Given request: Please reproduce each of the records below word for word, keeping every line unchanged.

— START OF Record excerpts —

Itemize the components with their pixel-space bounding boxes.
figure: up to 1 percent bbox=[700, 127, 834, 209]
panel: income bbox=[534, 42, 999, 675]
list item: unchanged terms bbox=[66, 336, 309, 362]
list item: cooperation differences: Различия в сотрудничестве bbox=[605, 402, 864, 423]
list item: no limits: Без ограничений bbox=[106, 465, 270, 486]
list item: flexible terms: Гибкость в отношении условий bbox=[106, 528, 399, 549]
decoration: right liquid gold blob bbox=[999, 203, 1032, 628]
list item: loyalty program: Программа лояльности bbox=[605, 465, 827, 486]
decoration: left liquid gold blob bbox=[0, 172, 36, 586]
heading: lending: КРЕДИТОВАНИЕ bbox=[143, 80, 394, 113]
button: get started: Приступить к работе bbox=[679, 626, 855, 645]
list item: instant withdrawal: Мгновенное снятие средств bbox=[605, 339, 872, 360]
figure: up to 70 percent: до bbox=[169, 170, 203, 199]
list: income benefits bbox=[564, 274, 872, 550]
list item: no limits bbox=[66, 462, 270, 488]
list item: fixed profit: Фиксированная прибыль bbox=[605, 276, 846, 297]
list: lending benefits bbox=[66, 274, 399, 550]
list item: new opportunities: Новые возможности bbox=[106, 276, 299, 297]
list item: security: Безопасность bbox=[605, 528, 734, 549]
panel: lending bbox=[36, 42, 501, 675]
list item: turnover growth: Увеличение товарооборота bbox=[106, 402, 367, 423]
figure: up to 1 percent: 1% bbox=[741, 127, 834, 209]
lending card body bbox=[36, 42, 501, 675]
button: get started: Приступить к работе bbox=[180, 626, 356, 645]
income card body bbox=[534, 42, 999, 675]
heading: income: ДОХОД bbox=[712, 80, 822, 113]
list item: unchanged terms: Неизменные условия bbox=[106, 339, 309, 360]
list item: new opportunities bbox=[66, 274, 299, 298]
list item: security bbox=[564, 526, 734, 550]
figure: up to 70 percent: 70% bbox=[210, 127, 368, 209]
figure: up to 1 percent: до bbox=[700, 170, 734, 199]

— END OF Record excerpts —

Written reply:
Itemize the components with their pixel-space bounding boxes.
figure: up to 1 percent bbox=[700, 127, 834, 209]
panel: income bbox=[534, 42, 999, 675]
list item: unchanged terms bbox=[66, 336, 309, 362]
list item: cooperation differences: Различия в сотрудничестве bbox=[605, 402, 864, 423]
list item: no limits: Без ограничений bbox=[106, 465, 270, 486]
list item: flexible terms: Гибкость в отношении условий bbox=[106, 528, 399, 549]
decoration: right liquid gold blob bbox=[999, 203, 1032, 628]
list item: loyalty program: Программа лояльности bbox=[605, 465, 827, 486]
decoration: left liquid gold blob bbox=[0, 172, 36, 586]
heading: lending: КРЕДИТОВАНИЕ bbox=[143, 80, 394, 113]
button: get started: Приступить к работе bbox=[679, 626, 855, 645]
list item: instant withdrawal: Мгновенное снятие средств bbox=[605, 339, 872, 360]
figure: up to 70 percent: до bbox=[169, 170, 203, 199]
list: income benefits bbox=[564, 274, 872, 550]
list item: no limits bbox=[66, 462, 270, 488]
list item: fixed profit: Фиксированная прибыль bbox=[605, 276, 846, 297]
list: lending benefits bbox=[66, 274, 399, 550]
list item: new opportunities: Новые возможности bbox=[106, 276, 299, 297]
list item: security: Безопасность bbox=[605, 528, 734, 549]
panel: lending bbox=[36, 42, 501, 675]
list item: turnover growth: Увеличение товарооборота bbox=[106, 402, 367, 423]
figure: up to 1 percent: 1% bbox=[741, 127, 834, 209]
lending card body bbox=[36, 42, 501, 675]
button: get started: Приступить к работе bbox=[180, 626, 356, 645]
income card body bbox=[534, 42, 999, 675]
heading: income: ДОХОД bbox=[712, 80, 822, 113]
list item: unchanged terms: Неизменные условия bbox=[106, 339, 309, 360]
list item: new opportunities bbox=[66, 274, 299, 298]
list item: security bbox=[564, 526, 734, 550]
figure: up to 70 percent: 70% bbox=[210, 127, 368, 209]
figure: up to 1 percent: до bbox=[700, 170, 734, 199]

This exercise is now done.